* _Set problem_
An exact copy of all the data is required, with pictures left out.
---+---
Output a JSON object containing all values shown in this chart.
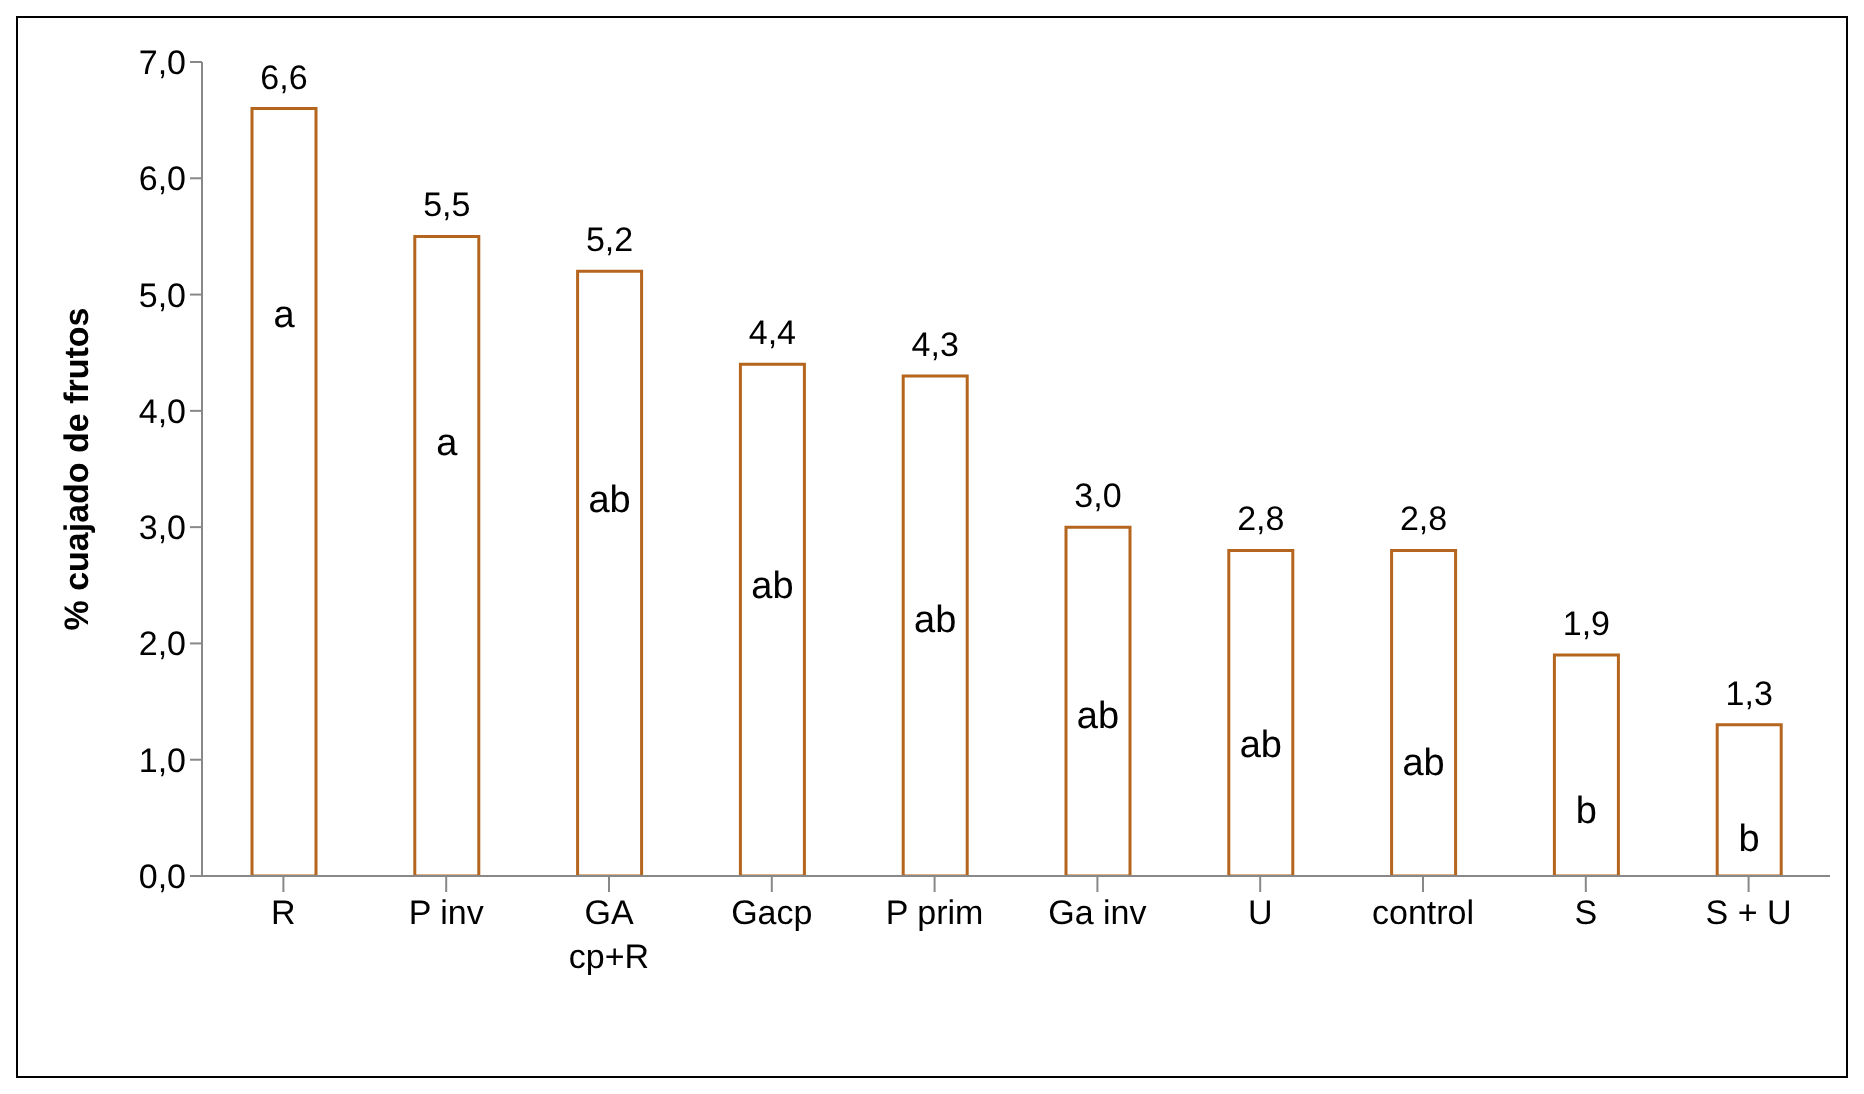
{
  "chart_data": {
    "type": "bar",
    "ylabel": "% cuajado de frutos",
    "categories": [
      "R",
      "P inv",
      "GA\ncp+R",
      "Gacp",
      "P prim",
      "Ga inv",
      "U",
      "control",
      "S",
      "S + U"
    ],
    "values": [
      6.6,
      5.5,
      5.2,
      4.4,
      4.3,
      3.0,
      2.8,
      2.8,
      1.9,
      1.3
    ],
    "value_labels": [
      "6,6",
      "5,5",
      "5,2",
      "4,4",
      "4,3",
      "3,0",
      "2,8",
      "2,8",
      "1,9",
      "1,3"
    ],
    "color": "#b5651d",
    "ylim": [
      0,
      7
    ],
    "yticks": [
      {
        "value": 0,
        "label": "0,0"
      },
      {
        "value": 1,
        "label": "1,0"
      },
      {
        "value": 2,
        "label": "2,0"
      },
      {
        "value": 3,
        "label": "3,0"
      },
      {
        "value": 4,
        "label": "4,0"
      },
      {
        "value": 5,
        "label": "5,0"
      },
      {
        "value": 6,
        "label": "6,0"
      },
      {
        "value": 7,
        "label": "7,0"
      }
    ],
    "grid": false,
    "legend": false,
    "annotations": [
      "a",
      "a",
      "ab",
      "ab",
      "ab",
      "ab",
      "ab",
      "ab",
      "b",
      "b"
    ]
  }
}
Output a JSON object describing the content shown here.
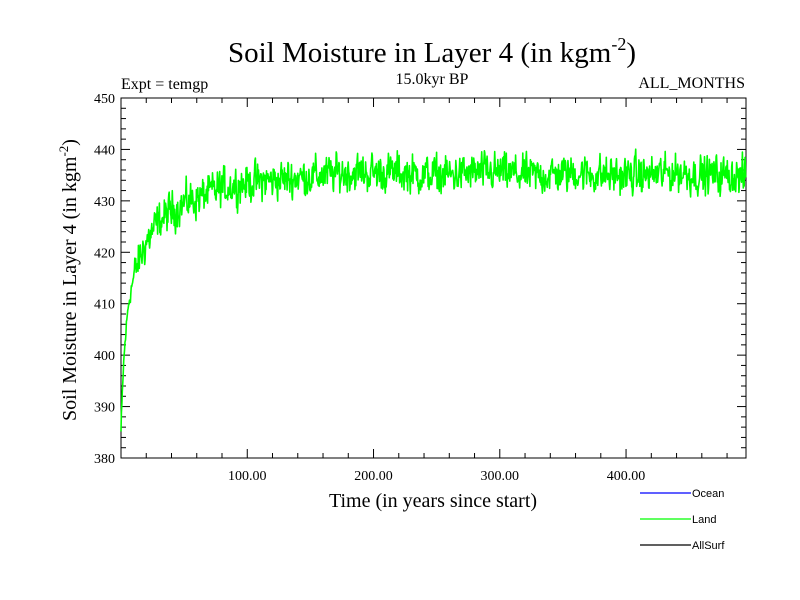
{
  "chart_data": {
    "type": "line",
    "title": "Soil Moisture in Layer 4 (in kgm",
    "title_superscript": "-2",
    "title_suffix": ")",
    "left_caption": "Expt = temgp",
    "center_caption": "15.0kyr BP",
    "right_caption": "ALL_MONTHS",
    "xlabel": "Time (in years since start)",
    "ylabel": "Soil Moisture in Layer 4 (in kgm",
    "ylabel_superscript": "-2",
    "ylabel_suffix": ")",
    "xlim": [
      0,
      495
    ],
    "ylim": [
      380,
      450
    ],
    "x_ticks": [
      100,
      200,
      300,
      400
    ],
    "x_tick_labels": [
      "100.00",
      "200.00",
      "300.00",
      "400.00"
    ],
    "y_ticks": [
      380,
      390,
      400,
      410,
      420,
      430,
      440,
      450
    ],
    "y_tick_labels": [
      "380",
      "390",
      "400",
      "410",
      "420",
      "430",
      "440",
      "450"
    ],
    "colors": {
      "ocean": "#0000ff",
      "land": "#00ff00",
      "allsurf": "#000000"
    },
    "legend": [
      {
        "name": "Ocean",
        "color": "#0000ff"
      },
      {
        "name": "Land",
        "color": "#00ff00"
      },
      {
        "name": "AllSurf",
        "color": "#000000"
      }
    ],
    "series": [
      {
        "name": "Land",
        "color": "#00ff00",
        "x": [
          0,
          2,
          4,
          6,
          8,
          10,
          15,
          20,
          25,
          30,
          35,
          40,
          50,
          60,
          70,
          80,
          90,
          100,
          120,
          140,
          160,
          180,
          200,
          220,
          240,
          260,
          280,
          300,
          320,
          340,
          360,
          380,
          400,
          420,
          440,
          460,
          480,
          495
        ],
        "values": [
          385,
          398,
          405,
          410,
          413,
          415,
          419,
          422,
          424,
          426,
          427,
          428,
          429.5,
          430.5,
          431.5,
          432.5,
          433,
          433.5,
          434,
          434.5,
          435,
          435.5,
          435.5,
          435.5,
          435,
          435,
          435.5,
          435.5,
          435,
          435,
          435.5,
          435,
          435,
          435,
          435.5,
          435,
          435,
          434.5
        ],
        "noise_amplitude": 3.5
      }
    ]
  }
}
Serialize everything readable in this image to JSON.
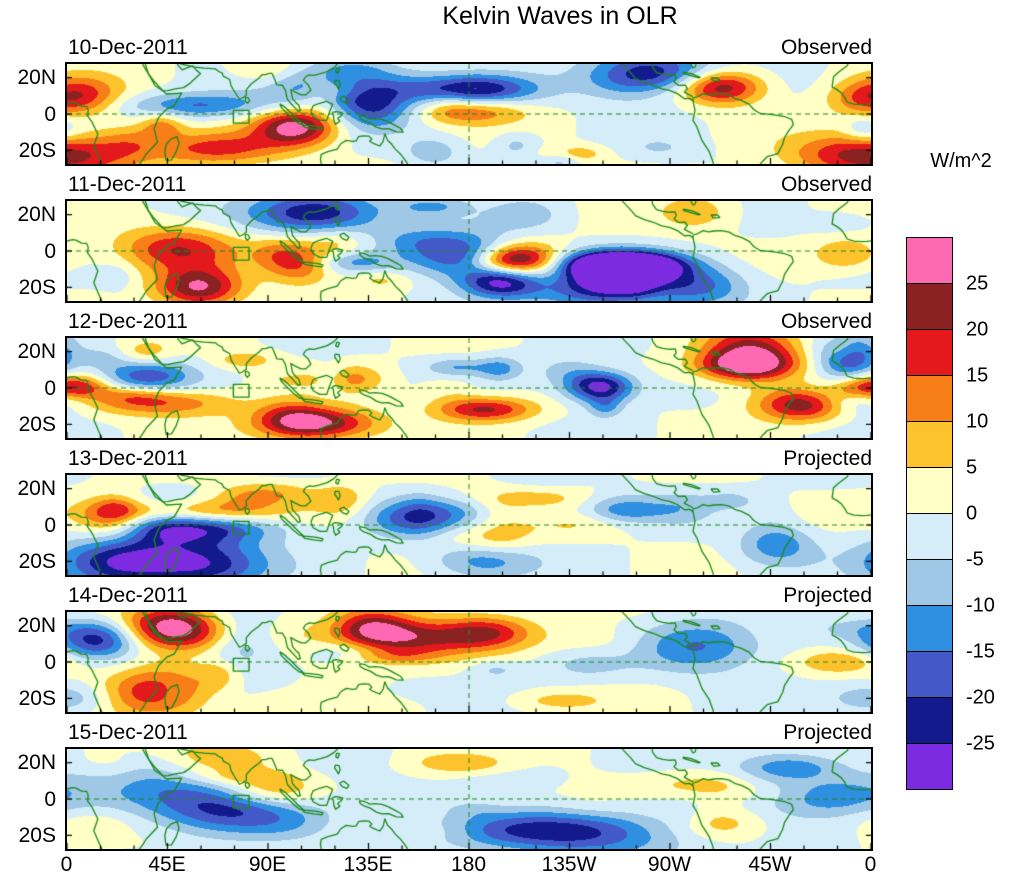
{
  "title": "Kelvin Waves in OLR",
  "chart_data": {
    "type": "heatmap",
    "subtype": "filled-contour longitude-band anomaly maps (6 stacked daily panels)",
    "title": "Kelvin Waves in OLR",
    "panels": [
      {
        "date": "10-Dec-2011",
        "label": "Observed"
      },
      {
        "date": "11-Dec-2011",
        "label": "Observed"
      },
      {
        "date": "12-Dec-2011",
        "label": "Observed"
      },
      {
        "date": "13-Dec-2011",
        "label": "Projected"
      },
      {
        "date": "14-Dec-2011",
        "label": "Projected"
      },
      {
        "date": "15-Dec-2011",
        "label": "Projected"
      }
    ],
    "x_axis": {
      "tick_labels": [
        "0",
        "45E",
        "90E",
        "135E",
        "180",
        "135W",
        "90W",
        "45W",
        "0"
      ],
      "range_degrees_longitude": [
        0,
        360
      ]
    },
    "y_axis": {
      "tick_labels": [
        "20N",
        "0",
        "20S"
      ],
      "range_degrees_latitude": [
        27.5,
        -27.5
      ]
    },
    "colorbar": {
      "units_label": "W/m^2",
      "tick_labels": [
        "25",
        "20",
        "15",
        "10",
        "5",
        "0",
        "-5",
        "-10",
        "-15",
        "-20",
        "-25"
      ],
      "band_colors_top_to_bottom": [
        "#FF69B4",
        "#8B2222",
        "#E3191C",
        "#F87E17",
        "#FCC32C",
        "#FFFFC6",
        "#D5EDF8",
        "#9EC8E6",
        "#2F8FE0",
        "#4459C8",
        "#131B8C",
        "#7C2BE0"
      ],
      "contour_interval": 5
    },
    "map_overlay": {
      "coastline_color": "#1B8A1B",
      "equator_line": "dashed",
      "dateline_180_line": "dashed",
      "marker_square_near": "78E, 3S"
    }
  }
}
---+---
* _Output for this task_
Output a JSON object containing all values shown in this chart.
{
  "chart_data": {
    "type": "bar",
    "ylabel": "% cuajado de frutos",
    "categories": [
      "R",
      "P inv",
      "GA\ncp+R",
      "Gacp",
      "P prim",
      "Ga inv",
      "U",
      "control",
      "S",
      "S + U"
    ],
    "values": [
      6.6,
      5.5,
      5.2,
      4.4,
      4.3,
      3.0,
      2.8,
      2.8,
      1.9,
      1.3
    ],
    "value_labels": [
      "6,6",
      "5,5",
      "5,2",
      "4,4",
      "4,3",
      "3,0",
      "2,8",
      "2,8",
      "1,9",
      "1,3"
    ],
    "color": "#b5651d",
    "ylim": [
      0,
      7
    ],
    "yticks": [
      {
        "value": 0,
        "label": "0,0"
      },
      {
        "value": 1,
        "label": "1,0"
      },
      {
        "value": 2,
        "label": "2,0"
      },
      {
        "value": 3,
        "label": "3,0"
      },
      {
        "value": 4,
        "label": "4,0"
      },
      {
        "value": 5,
        "label": "5,0"
      },
      {
        "value": 6,
        "label": "6,0"
      },
      {
        "value": 7,
        "label": "7,0"
      }
    ],
    "grid": false,
    "legend": false,
    "annotations": [
      "a",
      "a",
      "ab",
      "ab",
      "ab",
      "ab",
      "ab",
      "ab",
      "b",
      "b"
    ]
  }
}
Output a JSON object describing the content shown here.
{
  "chart_data": {
    "type": "line",
    "title": "Soil Moisture in Layer 4 (in kgm",
    "title_superscript": "-2",
    "title_suffix": ")",
    "left_caption": "Expt = temgp",
    "center_caption": "15.0kyr BP",
    "right_caption": "ALL_MONTHS",
    "xlabel": "Time (in years since start)",
    "ylabel": "Soil Moisture in Layer 4 (in kgm",
    "ylabel_superscript": "-2",
    "ylabel_suffix": ")",
    "xlim": [
      0,
      495
    ],
    "ylim": [
      380,
      450
    ],
    "x_ticks": [
      100,
      200,
      300,
      400
    ],
    "x_tick_labels": [
      "100.00",
      "200.00",
      "300.00",
      "400.00"
    ],
    "y_ticks": [
      380,
      390,
      400,
      410,
      420,
      430,
      440,
      450
    ],
    "y_tick_labels": [
      "380",
      "390",
      "400",
      "410",
      "420",
      "430",
      "440",
      "450"
    ],
    "colors": {
      "ocean": "#0000ff",
      "land": "#00ff00",
      "allsurf": "#000000"
    },
    "legend": [
      {
        "name": "Ocean",
        "color": "#0000ff"
      },
      {
        "name": "Land",
        "color": "#00ff00"
      },
      {
        "name": "AllSurf",
        "color": "#000000"
      }
    ],
    "series": [
      {
        "name": "Land",
        "color": "#00ff00",
        "x": [
          0,
          2,
          4,
          6,
          8,
          10,
          15,
          20,
          25,
          30,
          35,
          40,
          50,
          60,
          70,
          80,
          90,
          100,
          120,
          140,
          160,
          180,
          200,
          220,
          240,
          260,
          280,
          300,
          320,
          340,
          360,
          380,
          400,
          420,
          440,
          460,
          480,
          495
        ],
        "values": [
          385,
          398,
          405,
          410,
          413,
          415,
          419,
          422,
          424,
          426,
          427,
          428,
          429.5,
          430.5,
          431.5,
          432.5,
          433,
          433.5,
          434,
          434.5,
          435,
          435.5,
          435.5,
          435.5,
          435,
          435,
          435.5,
          435.5,
          435,
          435,
          435.5,
          435,
          435,
          435,
          435.5,
          435,
          435,
          434.5
        ],
        "noise_amplitude": 3.5
      }
    ]
  }
}
Serialize everything readable in this image to JSON.
{
  "title": "Kelvin Waves in OLR",
  "chart_data": {
    "type": "heatmap",
    "subtype": "filled-contour longitude-band anomaly maps (6 stacked daily panels)",
    "title": "Kelvin Waves in OLR",
    "panels": [
      {
        "date": "10-Dec-2011",
        "label": "Observed"
      },
      {
        "date": "11-Dec-2011",
        "label": "Observed"
      },
      {
        "date": "12-Dec-2011",
        "label": "Observed"
      },
      {
        "date": "13-Dec-2011",
        "label": "Projected"
      },
      {
        "date": "14-Dec-2011",
        "label": "Projected"
      },
      {
        "date": "15-Dec-2011",
        "label": "Projected"
      }
    ],
    "x_axis": {
      "tick_labels": [
        "0",
        "45E",
        "90E",
        "135E",
        "180",
        "135W",
        "90W",
        "45W",
        "0"
      ],
      "range_degrees_longitude": [
        0,
        360
      ]
    },
    "y_axis": {
      "tick_labels": [
        "20N",
        "0",
        "20S"
      ],
      "range_degrees_latitude": [
        27.5,
        -27.5
      ]
    },
    "colorbar": {
      "units_label": "W/m^2",
      "tick_labels": [
        "25",
        "20",
        "15",
        "10",
        "5",
        "0",
        "-5",
        "-10",
        "-15",
        "-20",
        "-25"
      ],
      "band_colors_top_to_bottom": [
        "#FF69B4",
        "#8B2222",
        "#E3191C",
        "#F87E17",
        "#FCC32C",
        "#FFFFC6",
        "#D5EDF8",
        "#9EC8E6",
        "#2F8FE0",
        "#4459C8",
        "#131B8C",
        "#7C2BE0"
      ],
      "contour_interval": 5
    },
    "map_overlay": {
      "coastline_color": "#1B8A1B",
      "equator_line": "dashed",
      "dateline_180_line": "dashed",
      "marker_square_near": "78E, 3S"
    }
  }
}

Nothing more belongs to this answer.